===== MATERIAL TO PROCESS =====
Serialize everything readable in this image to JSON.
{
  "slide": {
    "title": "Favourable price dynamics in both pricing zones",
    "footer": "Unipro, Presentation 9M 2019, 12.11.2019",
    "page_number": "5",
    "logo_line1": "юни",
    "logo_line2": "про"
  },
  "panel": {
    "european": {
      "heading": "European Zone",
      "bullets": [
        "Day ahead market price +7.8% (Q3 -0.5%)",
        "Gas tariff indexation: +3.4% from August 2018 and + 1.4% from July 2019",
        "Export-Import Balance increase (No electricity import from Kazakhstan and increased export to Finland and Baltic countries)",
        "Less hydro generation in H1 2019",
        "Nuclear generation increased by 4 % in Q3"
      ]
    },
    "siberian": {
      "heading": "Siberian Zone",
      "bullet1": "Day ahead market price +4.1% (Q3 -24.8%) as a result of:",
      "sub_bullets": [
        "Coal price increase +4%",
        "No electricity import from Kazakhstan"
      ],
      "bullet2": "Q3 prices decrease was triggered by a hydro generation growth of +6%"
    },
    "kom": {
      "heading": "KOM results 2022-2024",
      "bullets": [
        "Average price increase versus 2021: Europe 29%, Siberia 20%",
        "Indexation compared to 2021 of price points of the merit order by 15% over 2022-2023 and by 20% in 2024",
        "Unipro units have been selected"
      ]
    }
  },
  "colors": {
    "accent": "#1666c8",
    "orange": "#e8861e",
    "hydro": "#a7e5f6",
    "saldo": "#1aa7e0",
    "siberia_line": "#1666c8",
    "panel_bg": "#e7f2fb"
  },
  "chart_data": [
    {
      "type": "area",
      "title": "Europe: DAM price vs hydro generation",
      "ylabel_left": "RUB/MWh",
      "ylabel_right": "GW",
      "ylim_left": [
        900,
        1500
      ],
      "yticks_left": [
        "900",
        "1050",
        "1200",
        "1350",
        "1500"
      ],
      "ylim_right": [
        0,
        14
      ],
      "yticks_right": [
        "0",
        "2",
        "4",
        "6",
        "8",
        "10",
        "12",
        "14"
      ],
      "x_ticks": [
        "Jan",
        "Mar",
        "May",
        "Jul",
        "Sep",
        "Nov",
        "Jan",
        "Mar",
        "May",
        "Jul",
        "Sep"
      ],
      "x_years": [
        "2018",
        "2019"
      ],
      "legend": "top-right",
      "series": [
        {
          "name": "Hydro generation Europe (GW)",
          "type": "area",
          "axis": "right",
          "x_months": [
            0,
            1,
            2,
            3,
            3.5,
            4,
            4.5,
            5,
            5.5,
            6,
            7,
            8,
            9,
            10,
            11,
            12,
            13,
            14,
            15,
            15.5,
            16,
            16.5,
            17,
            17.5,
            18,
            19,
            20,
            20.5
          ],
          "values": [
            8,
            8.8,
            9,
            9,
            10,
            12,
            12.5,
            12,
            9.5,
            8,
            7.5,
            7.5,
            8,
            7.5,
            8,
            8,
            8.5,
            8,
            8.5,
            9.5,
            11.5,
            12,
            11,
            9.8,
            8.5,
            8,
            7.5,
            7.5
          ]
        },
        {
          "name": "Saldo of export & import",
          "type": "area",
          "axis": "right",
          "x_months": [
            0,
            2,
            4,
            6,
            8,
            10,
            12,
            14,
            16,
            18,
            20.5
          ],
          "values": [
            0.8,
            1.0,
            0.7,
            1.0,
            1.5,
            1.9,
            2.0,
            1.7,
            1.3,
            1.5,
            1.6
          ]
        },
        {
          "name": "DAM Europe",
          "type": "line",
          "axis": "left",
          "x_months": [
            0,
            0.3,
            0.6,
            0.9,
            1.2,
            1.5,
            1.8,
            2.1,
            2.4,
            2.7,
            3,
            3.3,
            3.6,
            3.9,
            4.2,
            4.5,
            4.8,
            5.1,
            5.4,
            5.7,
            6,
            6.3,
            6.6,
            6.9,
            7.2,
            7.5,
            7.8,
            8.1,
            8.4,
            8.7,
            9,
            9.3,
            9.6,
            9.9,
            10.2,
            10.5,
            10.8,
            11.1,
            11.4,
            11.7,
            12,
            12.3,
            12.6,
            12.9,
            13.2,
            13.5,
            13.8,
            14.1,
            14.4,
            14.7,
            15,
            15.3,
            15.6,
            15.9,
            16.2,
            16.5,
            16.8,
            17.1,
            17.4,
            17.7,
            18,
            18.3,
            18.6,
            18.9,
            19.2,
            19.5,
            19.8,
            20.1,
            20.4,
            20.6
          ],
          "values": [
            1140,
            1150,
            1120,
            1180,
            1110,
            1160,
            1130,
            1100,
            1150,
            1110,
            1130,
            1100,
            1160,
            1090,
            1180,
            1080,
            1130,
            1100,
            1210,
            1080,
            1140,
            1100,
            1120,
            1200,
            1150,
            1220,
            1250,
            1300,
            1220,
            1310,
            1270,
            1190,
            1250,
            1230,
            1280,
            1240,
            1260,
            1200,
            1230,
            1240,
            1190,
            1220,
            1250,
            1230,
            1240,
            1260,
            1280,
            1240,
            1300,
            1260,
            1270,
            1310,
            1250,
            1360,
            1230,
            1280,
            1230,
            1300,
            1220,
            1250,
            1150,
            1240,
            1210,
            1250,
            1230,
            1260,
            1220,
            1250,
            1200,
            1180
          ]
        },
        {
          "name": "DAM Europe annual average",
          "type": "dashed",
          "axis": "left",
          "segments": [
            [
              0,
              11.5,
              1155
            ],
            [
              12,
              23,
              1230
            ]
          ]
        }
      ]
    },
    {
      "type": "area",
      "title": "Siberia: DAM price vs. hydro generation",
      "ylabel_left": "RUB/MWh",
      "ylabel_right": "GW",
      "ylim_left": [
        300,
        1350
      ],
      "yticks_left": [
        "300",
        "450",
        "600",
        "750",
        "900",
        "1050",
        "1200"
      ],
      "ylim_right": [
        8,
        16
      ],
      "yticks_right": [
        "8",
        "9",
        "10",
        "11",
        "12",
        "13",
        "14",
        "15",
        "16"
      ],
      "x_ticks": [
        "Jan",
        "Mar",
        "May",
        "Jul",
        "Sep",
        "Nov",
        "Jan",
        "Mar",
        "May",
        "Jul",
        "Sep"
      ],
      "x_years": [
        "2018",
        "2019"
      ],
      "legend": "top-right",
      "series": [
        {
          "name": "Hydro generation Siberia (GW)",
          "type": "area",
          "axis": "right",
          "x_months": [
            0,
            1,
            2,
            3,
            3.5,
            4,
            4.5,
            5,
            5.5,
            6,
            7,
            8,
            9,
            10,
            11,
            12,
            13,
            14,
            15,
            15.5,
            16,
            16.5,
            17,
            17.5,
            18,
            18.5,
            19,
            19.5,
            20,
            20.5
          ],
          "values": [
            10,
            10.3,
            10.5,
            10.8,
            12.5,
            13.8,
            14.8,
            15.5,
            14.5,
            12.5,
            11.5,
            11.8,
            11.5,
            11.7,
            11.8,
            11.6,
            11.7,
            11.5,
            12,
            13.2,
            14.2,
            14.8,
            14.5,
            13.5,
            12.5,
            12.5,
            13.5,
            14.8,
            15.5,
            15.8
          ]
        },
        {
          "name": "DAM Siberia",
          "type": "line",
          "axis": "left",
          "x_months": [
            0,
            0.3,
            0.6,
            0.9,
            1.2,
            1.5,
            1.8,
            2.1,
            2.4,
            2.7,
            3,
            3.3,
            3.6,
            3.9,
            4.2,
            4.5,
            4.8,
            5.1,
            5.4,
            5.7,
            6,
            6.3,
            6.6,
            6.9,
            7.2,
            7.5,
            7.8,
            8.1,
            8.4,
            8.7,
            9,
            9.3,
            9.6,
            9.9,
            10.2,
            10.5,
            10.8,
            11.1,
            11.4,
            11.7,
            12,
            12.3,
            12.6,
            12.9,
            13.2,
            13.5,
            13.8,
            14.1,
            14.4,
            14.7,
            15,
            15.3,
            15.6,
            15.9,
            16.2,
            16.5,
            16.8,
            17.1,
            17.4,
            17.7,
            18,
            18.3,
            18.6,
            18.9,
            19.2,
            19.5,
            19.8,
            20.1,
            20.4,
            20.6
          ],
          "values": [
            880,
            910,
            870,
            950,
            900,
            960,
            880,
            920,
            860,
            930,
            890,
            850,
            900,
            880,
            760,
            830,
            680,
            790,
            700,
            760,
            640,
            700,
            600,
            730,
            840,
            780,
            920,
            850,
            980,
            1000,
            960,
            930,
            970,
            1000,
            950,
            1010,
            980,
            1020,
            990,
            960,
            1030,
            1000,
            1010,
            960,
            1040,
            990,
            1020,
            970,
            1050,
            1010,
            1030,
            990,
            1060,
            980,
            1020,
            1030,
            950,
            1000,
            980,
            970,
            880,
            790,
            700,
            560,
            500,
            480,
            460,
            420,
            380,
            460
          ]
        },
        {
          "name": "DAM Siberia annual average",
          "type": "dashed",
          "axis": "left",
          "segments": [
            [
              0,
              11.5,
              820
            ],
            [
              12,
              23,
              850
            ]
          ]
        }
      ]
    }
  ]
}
=====
OBJECTIVE –
Copy every line of the entries above in which "annual" occurs.

OUTPUT FOR THIS EXERCISE –
          "name": "DAM Europe annual average",
          "name": "DAM Siberia annual average",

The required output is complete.